Supplied information »

####################

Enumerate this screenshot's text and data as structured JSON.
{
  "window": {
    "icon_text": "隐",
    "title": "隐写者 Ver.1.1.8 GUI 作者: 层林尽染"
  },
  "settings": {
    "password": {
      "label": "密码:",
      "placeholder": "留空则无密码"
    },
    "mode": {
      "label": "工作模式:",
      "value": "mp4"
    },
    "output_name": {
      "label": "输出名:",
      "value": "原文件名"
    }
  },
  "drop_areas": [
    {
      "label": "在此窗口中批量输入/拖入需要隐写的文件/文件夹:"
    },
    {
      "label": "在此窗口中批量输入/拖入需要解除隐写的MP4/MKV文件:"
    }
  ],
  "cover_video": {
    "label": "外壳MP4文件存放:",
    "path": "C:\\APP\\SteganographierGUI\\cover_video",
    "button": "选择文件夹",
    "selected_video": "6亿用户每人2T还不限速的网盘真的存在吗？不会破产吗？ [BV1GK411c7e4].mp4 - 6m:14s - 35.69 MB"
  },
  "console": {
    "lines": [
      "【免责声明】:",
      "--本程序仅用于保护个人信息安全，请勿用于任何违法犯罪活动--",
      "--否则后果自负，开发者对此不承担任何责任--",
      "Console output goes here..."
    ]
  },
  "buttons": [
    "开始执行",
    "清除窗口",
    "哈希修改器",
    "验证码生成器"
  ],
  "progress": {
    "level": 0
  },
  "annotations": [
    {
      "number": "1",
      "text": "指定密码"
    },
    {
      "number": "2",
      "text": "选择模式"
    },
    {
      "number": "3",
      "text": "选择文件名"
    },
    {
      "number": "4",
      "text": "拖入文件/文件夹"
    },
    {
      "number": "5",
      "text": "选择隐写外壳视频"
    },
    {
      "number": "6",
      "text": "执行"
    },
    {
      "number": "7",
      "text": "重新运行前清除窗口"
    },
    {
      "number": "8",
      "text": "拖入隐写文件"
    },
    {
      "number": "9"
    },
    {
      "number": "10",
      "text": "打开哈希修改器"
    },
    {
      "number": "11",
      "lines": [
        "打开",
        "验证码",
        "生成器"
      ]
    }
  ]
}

####################

Set task » Find and copy each line above that includes the string "number".

The solution »
      "number": "1",
      "number": "2",
      "number": "3",
      "number": "4",
      "number": "5",
      "number": "6",
      "number": "7",
      "number": "8",
      "number": "9"
      "number": "10",
      "number": "11",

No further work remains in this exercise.